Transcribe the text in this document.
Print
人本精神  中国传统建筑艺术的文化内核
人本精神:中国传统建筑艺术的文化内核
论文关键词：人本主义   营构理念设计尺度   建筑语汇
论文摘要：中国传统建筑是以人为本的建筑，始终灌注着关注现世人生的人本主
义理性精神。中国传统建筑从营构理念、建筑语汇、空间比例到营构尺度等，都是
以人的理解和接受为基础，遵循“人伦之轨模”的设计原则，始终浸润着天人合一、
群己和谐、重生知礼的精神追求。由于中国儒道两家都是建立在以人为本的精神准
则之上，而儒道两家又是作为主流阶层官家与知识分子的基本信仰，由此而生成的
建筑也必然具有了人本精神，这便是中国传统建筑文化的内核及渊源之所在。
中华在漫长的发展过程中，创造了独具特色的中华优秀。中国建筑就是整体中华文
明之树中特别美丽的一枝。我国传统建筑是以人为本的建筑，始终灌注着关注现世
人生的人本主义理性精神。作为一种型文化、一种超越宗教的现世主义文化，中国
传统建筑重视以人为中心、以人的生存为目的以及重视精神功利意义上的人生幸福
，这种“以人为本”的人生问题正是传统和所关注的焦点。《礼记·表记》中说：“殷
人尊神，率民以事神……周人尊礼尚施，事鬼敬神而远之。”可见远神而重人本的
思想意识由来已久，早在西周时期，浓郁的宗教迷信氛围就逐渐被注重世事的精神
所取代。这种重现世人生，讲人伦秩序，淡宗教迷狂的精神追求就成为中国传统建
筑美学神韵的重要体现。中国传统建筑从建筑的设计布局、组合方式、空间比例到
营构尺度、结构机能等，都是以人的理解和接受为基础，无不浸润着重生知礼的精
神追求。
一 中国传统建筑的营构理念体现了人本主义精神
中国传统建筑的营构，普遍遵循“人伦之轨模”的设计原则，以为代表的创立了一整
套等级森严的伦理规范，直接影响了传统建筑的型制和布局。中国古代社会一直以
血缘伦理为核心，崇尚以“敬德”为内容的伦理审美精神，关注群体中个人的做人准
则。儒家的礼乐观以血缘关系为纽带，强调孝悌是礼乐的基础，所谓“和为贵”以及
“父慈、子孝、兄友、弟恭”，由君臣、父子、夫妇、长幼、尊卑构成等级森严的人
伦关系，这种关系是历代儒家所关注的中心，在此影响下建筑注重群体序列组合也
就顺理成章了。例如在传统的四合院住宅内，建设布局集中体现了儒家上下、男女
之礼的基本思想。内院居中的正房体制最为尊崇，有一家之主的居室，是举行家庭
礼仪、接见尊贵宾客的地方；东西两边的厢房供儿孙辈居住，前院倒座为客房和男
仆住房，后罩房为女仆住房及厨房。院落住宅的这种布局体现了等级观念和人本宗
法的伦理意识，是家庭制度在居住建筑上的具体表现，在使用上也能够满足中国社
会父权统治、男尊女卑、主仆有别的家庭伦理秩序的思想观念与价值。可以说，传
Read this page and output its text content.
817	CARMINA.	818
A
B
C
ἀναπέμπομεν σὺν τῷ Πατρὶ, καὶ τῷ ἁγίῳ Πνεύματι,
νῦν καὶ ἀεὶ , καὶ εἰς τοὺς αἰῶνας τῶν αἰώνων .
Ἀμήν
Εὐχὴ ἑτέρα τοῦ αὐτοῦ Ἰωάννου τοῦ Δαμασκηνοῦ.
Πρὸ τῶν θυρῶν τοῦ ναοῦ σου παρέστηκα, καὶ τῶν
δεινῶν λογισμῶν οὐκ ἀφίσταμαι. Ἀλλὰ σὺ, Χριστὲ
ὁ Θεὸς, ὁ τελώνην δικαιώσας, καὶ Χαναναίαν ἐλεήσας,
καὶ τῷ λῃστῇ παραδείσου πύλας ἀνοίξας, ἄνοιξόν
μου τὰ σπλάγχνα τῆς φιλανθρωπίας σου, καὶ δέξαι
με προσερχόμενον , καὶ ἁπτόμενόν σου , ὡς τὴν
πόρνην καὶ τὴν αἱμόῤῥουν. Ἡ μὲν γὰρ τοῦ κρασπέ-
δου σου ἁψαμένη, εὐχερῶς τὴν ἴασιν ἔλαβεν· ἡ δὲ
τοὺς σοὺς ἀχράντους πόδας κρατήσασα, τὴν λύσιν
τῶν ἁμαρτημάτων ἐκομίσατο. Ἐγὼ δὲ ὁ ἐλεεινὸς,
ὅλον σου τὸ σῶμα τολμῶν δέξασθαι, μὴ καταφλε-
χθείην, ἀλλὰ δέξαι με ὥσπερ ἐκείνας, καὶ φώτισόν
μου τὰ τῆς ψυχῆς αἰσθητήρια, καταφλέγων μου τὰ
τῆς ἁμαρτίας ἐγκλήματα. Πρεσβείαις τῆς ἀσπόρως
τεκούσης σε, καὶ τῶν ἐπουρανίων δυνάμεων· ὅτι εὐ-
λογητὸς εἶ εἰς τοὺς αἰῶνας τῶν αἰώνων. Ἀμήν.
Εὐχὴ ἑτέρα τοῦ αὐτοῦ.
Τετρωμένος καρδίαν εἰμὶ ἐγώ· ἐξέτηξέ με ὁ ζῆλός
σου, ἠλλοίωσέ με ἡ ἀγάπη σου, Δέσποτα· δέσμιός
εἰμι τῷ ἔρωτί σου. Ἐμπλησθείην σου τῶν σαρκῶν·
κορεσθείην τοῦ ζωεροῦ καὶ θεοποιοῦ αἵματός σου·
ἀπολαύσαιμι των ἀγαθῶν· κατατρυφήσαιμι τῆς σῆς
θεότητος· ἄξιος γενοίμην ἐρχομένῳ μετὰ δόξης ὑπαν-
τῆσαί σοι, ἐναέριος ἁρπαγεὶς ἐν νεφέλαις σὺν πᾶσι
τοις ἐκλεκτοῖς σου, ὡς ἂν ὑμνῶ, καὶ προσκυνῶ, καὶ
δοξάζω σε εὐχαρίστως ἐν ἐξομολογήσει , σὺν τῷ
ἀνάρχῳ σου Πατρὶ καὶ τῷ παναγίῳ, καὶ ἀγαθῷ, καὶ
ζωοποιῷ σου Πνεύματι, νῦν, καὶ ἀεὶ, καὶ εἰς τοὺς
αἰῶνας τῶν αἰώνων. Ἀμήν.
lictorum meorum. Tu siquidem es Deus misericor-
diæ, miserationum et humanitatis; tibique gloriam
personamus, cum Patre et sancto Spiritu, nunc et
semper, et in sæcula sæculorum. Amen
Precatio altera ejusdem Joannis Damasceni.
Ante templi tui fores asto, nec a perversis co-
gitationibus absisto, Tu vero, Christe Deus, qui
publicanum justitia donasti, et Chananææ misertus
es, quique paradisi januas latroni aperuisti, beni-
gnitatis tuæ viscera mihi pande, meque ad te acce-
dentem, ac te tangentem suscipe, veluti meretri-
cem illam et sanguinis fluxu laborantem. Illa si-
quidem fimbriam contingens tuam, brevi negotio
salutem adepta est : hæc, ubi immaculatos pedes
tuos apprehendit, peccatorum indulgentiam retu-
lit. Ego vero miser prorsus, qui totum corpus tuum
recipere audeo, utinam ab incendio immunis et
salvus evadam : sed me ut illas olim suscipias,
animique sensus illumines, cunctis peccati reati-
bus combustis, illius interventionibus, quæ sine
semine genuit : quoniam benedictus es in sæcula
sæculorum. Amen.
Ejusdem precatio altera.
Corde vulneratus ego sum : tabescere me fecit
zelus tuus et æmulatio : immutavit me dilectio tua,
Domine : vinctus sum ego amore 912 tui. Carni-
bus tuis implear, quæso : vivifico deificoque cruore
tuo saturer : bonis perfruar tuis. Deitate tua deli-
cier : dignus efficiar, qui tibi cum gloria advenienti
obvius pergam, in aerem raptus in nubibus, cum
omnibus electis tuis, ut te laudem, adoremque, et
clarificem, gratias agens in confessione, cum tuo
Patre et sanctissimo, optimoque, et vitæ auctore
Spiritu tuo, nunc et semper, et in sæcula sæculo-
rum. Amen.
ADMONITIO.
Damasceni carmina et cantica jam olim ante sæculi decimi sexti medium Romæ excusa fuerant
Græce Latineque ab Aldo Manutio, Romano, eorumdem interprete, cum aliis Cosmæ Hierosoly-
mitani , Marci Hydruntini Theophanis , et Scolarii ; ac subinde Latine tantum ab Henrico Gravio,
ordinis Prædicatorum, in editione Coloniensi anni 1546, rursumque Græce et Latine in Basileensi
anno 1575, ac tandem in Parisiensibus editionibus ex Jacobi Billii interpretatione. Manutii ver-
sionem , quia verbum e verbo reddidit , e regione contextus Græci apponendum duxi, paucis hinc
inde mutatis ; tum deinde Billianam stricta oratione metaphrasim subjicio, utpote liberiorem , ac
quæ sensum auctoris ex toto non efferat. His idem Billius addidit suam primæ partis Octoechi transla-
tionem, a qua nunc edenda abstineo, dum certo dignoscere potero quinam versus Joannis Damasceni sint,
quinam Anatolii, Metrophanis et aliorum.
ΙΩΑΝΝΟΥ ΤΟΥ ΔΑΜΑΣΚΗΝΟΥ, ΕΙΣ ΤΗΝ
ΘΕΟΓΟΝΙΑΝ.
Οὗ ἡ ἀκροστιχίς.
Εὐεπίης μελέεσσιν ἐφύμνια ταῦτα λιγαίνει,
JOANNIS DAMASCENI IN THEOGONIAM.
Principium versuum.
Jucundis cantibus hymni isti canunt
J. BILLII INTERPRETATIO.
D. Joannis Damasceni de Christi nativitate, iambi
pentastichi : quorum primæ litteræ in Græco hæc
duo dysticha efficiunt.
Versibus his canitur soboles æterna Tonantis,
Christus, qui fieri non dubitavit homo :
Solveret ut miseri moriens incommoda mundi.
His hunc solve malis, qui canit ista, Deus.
------------
**EXERCISE TASK:**
Scan the data for the word "quinam" and copy every line where it shows up.

**CORRECT ANSWER:**
tionem, a qua nunc edenda abstineo, dum certo dignoscere potero quinam versus Joannis Damasceni sint,
quinam Anatolii, Metrophanis et aliorum.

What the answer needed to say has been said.